* DATA EXTRACT *
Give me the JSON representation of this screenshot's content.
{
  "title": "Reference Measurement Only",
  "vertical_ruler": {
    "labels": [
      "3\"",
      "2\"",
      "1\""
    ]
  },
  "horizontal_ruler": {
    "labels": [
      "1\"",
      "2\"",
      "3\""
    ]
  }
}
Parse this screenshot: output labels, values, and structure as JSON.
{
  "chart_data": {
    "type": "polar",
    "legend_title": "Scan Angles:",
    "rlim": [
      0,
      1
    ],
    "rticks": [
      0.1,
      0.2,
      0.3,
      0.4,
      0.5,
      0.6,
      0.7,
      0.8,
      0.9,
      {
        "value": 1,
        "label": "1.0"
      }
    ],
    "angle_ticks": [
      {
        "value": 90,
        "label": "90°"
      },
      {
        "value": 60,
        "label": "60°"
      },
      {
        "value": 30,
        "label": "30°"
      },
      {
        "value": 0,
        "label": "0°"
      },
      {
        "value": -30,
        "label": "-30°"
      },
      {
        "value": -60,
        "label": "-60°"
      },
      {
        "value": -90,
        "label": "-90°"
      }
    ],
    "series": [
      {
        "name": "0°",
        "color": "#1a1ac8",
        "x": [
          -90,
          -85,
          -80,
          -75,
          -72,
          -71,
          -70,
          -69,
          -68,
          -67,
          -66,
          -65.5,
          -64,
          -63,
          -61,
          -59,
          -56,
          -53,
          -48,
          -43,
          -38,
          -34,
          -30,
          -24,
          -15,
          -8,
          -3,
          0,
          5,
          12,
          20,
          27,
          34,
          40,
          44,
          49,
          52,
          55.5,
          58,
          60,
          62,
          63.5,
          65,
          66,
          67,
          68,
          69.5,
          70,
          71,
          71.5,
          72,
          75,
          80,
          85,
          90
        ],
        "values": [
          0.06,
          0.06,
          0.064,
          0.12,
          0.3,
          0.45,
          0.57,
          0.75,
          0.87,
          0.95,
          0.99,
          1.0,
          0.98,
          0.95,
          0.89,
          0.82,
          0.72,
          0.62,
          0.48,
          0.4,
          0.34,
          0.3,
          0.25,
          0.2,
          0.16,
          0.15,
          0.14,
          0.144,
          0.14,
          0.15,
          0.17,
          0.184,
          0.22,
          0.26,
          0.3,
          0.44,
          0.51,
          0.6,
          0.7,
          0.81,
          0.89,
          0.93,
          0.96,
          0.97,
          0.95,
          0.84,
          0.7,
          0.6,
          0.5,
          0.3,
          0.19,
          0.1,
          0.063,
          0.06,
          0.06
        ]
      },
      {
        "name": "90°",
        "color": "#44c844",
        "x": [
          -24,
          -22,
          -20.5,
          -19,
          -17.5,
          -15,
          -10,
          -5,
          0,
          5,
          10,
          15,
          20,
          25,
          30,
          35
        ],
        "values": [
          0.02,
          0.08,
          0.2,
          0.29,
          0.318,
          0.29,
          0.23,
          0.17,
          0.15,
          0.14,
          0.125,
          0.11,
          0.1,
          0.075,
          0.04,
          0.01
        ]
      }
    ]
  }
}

* PROBLEM REQUIREMENTS *
Recopy the whole listing exactly.

* SOLUTION TO THIS EXERCISE *
Give me the JSON representation of this screenshot's content.
{
  "title": "Reference Measurement Only",
  "vertical_ruler": {
    "labels": [
      "3\"",
      "2\"",
      "1\""
    ]
  },
  "horizontal_ruler": {
    "labels": [
      "1\"",
      "2\"",
      "3\""
    ]
  }
}
Parse this screenshot: output labels, values, and structure as JSON.
{
  "chart_data": {
    "type": "polar",
    "legend_title": "Scan Angles:",
    "rlim": [
      0,
      1
    ],
    "rticks": [
      0.1,
      0.2,
      0.3,
      0.4,
      0.5,
      0.6,
      0.7,
      0.8,
      0.9,
      {
        "value": 1,
        "label": "1.0"
      }
    ],
    "angle_ticks": [
      {
        "value": 90,
        "label": "90°"
      },
      {
        "value": 60,
        "label": "60°"
      },
      {
        "value": 30,
        "label": "30°"
      },
      {
        "value": 0,
        "label": "0°"
      },
      {
        "value": -30,
        "label": "-30°"
      },
      {
        "value": -60,
        "label": "-60°"
      },
      {
        "value": -90,
        "label": "-90°"
      }
    ],
    "series": [
      {
        "name": "0°",
        "color": "#1a1ac8",
        "x": [
          -90,
          -85,
          -80,
          -75,
          -72,
          -71,
          -70,
          -69,
          -68,
          -67,
          -66,
          -65.5,
          -64,
          -63,
          -61,
          -59,
          -56,
          -53,
          -48,
          -43,
          -38,
          -34,
          -30,
          -24,
          -15,
          -8,
          -3,
          0,
          5,
          12,
          20,
          27,
          34,
          40,
          44,
          49,
          52,
          55.5,
          58,
          60,
          62,
          63.5,
          65,
          66,
          67,
          68,
          69.5,
          70,
          71,
          71.5,
          72,
          75,
          80,
          85,
          90
        ],
        "values": [
          0.06,
          0.06,
          0.064,
          0.12,
          0.3,
          0.45,
          0.57,
          0.75,
          0.87,
          0.95,
          0.99,
          1.0,
          0.98,
          0.95,
          0.89,
          0.82,
          0.72,
          0.62,
          0.48,
          0.4,
          0.34,
          0.3,
          0.25,
          0.2,
          0.16,
          0.15,
          0.14,
          0.144,
          0.14,
          0.15,
          0.17,
          0.184,
          0.22,
          0.26,
          0.3,
          0.44,
          0.51,
          0.6,
          0.7,
          0.81,
          0.89,
          0.93,
          0.96,
          0.97,
          0.95,
          0.84,
          0.7,
          0.6,
          0.5,
          0.3,
          0.19,
          0.1,
          0.063,
          0.06,
          0.06
        ]
      },
      {
        "name": "90°",
        "color": "#44c844",
        "x": [
          -24,
          -22,
          -20.5,
          -19,
          -17.5,
          -15,
          -10,
          -5,
          0,
          5,
          10,
          15,
          20,
          25,
          30,
          35
        ],
        "values": [
          0.02,
          0.08,
          0.2,
          0.29,
          0.318,
          0.29,
          0.23,
          0.17,
          0.15,
          0.14,
          0.125,
          0.11,
          0.1,
          0.075,
          0.04,
          0.01
        ]
      }
    ]
  }
}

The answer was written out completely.